──────── Input material ────────

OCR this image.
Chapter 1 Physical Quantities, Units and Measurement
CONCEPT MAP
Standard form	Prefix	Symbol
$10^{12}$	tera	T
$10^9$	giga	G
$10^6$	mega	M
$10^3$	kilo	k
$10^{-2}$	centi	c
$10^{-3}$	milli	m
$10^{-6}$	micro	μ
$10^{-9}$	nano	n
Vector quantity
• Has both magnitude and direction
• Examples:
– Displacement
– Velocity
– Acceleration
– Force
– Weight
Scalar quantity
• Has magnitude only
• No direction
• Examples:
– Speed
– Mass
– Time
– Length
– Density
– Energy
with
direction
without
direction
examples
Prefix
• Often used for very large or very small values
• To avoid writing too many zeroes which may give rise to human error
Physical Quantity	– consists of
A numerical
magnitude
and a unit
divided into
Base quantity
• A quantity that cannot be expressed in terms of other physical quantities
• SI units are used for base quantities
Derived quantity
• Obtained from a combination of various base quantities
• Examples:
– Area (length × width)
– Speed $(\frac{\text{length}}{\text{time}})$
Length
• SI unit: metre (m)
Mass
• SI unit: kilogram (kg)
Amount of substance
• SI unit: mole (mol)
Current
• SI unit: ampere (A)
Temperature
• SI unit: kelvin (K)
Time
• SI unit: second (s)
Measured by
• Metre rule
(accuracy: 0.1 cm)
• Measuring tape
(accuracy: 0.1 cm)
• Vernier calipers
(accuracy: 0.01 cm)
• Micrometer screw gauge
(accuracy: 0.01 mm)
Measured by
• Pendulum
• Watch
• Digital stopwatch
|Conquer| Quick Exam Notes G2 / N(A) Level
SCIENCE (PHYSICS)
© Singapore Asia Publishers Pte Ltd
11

────────

# [What is required]
Lines from the records above that hold "used" are the ones to list.

# [Solution to the exercise]
• Often used for very large or very small values
• SI units are used for base quantities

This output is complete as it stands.